Your job is to restate each entry word for word.

▸ **Input material**:
# # #

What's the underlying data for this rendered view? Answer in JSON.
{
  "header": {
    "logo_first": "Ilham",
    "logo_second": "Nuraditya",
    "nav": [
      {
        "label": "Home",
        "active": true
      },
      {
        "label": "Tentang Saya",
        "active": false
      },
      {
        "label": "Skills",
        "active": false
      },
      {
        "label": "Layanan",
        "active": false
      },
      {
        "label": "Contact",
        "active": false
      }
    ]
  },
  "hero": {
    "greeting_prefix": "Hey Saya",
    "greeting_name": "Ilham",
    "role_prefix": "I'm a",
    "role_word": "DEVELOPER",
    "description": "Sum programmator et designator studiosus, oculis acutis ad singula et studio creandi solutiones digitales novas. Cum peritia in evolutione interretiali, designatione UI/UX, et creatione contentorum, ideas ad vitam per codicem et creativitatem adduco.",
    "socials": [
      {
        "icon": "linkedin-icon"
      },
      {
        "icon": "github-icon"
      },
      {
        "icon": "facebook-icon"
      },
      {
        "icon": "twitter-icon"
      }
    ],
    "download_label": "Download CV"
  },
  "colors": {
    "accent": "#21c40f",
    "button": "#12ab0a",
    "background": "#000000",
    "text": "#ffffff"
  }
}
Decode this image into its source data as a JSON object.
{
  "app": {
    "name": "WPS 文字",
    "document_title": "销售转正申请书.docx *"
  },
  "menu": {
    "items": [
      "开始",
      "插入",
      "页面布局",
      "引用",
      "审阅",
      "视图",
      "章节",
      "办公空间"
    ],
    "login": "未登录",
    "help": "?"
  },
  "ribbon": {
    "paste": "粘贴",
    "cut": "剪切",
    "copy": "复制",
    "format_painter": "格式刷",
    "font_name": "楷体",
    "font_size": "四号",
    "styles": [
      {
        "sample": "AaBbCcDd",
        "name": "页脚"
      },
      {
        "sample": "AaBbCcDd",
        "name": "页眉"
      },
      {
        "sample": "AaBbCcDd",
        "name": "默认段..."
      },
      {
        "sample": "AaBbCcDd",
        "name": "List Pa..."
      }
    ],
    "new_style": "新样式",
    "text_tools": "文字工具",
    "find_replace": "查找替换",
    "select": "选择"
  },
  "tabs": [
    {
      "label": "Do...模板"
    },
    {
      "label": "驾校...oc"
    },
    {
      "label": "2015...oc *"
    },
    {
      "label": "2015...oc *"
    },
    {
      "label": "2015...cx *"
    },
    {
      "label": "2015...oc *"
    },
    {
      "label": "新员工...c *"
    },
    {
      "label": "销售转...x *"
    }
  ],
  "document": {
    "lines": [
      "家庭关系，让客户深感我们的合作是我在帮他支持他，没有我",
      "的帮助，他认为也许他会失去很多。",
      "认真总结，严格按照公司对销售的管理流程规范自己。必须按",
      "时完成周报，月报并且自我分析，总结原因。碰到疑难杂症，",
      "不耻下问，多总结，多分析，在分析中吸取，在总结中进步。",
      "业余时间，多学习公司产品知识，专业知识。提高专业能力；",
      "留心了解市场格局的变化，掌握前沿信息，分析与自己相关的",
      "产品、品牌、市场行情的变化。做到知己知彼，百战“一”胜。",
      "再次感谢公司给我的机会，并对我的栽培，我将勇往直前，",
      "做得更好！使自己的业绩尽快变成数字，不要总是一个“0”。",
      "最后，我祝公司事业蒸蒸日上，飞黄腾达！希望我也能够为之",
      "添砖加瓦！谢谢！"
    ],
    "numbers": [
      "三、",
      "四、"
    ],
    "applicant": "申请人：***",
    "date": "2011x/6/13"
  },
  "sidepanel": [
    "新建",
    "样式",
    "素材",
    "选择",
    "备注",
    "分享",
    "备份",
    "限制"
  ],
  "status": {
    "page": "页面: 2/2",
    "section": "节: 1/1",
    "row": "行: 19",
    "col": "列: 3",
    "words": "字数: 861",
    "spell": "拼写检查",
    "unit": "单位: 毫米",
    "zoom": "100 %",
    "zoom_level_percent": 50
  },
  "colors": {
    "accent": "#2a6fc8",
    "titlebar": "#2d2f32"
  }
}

# # #

▸ **Answer to this problem**:
What's the underlying data for this rendered view? Answer in JSON.
{
  "header": {
    "logo_first": "Ilham",
    "logo_second": "Nuraditya",
    "nav": [
      {
        "label": "Home",
        "active": true
      },
      {
        "label": "Tentang Saya",
        "active": false
      },
      {
        "label": "Skills",
        "active": false
      },
      {
        "label": "Layanan",
        "active": false
      },
      {
        "label": "Contact",
        "active": false
      }
    ]
  },
  "hero": {
    "greeting_prefix": "Hey Saya",
    "greeting_name": "Ilham",
    "role_prefix": "I'm a",
    "role_word": "DEVELOPER",
    "description": "Sum programmator et designator studiosus, oculis acutis ad singula et studio creandi solutiones digitales novas. Cum peritia in evolutione interretiali, designatione UI/UX, et creatione contentorum, ideas ad vitam per codicem et creativitatem adduco.",
    "socials": [
      {
        "icon": "linkedin-icon"
      },
      {
        "icon": "github-icon"
      },
      {
        "icon": "facebook-icon"
      },
      {
        "icon": "twitter-icon"
      }
    ],
    "download_label": "Download CV"
  },
  "colors": {
    "accent": "#21c40f",
    "button": "#12ab0a",
    "background": "#000000",
    "text": "#ffffff"
  }
}
Decode this image into its source data as a JSON object.
{
  "app": {
    "name": "WPS 文字",
    "document_title": "销售转正申请书.docx *"
  },
  "menu": {
    "items": [
      "开始",
      "插入",
      "页面布局",
      "引用",
      "审阅",
      "视图",
      "章节",
      "办公空间"
    ],
    "login": "未登录",
    "help": "?"
  },
  "ribbon": {
    "paste": "粘贴",
    "cut": "剪切",
    "copy": "复制",
    "format_painter": "格式刷",
    "font_name": "楷体",
    "font_size": "四号",
    "styles": [
      {
        "sample": "AaBbCcDd",
        "name": "页脚"
      },
      {
        "sample": "AaBbCcDd",
        "name": "页眉"
      },
      {
        "sample": "AaBbCcDd",
        "name": "默认段..."
      },
      {
        "sample": "AaBbCcDd",
        "name": "List Pa..."
      }
    ],
    "new_style": "新样式",
    "text_tools": "文字工具",
    "find_replace": "查找替换",
    "select": "选择"
  },
  "tabs": [
    {
      "label": "Do...模板"
    },
    {
      "label": "驾校...oc"
    },
    {
      "label": "2015...oc *"
    },
    {
      "label": "2015...oc *"
    },
    {
      "label": "2015...cx *"
    },
    {
      "label": "2015...oc *"
    },
    {
      "label": "新员工...c *"
    },
    {
      "label": "销售转...x *"
    }
  ],
  "document": {
    "lines": [
      "家庭关系，让客户深感我们的合作是我在帮他支持他，没有我",
      "的帮助，他认为也许他会失去很多。",
      "认真总结，严格按照公司对销售的管理流程规范自己。必须按",
      "时完成周报，月报并且自我分析，总结原因。碰到疑难杂症，",
      "不耻下问，多总结，多分析，在分析中吸取，在总结中进步。",
      "业余时间，多学习公司产品知识，专业知识。提高专业能力；",
      "留心了解市场格局的变化，掌握前沿信息，分析与自己相关的",
      "产品、品牌、市场行情的变化。做到知己知彼，百战“一”胜。",
      "再次感谢公司给我的机会，并对我的栽培，我将勇往直前，",
      "做得更好！使自己的业绩尽快变成数字，不要总是一个“0”。",
      "最后，我祝公司事业蒸蒸日上，飞黄腾达！希望我也能够为之",
      "添砖加瓦！谢谢！"
    ],
    "numbers": [
      "三、",
      "四、"
    ],
    "applicant": "申请人：***",
    "date": "2011x/6/13"
  },
  "sidepanel": [
    "新建",
    "样式",
    "素材",
    "选择",
    "备注",
    "分享",
    "备份",
    "限制"
  ],
  "status": {
    "page": "页面: 2/2",
    "section": "节: 1/1",
    "row": "行: 19",
    "col": "列: 3",
    "words": "字数: 861",
    "spell": "拼写检查",
    "unit": "单位: 毫米",
    "zoom": "100 %",
    "zoom_level_percent": 50
  },
  "colors": {
    "accent": "#2a6fc8",
    "titlebar": "#2d2f32"
  }
}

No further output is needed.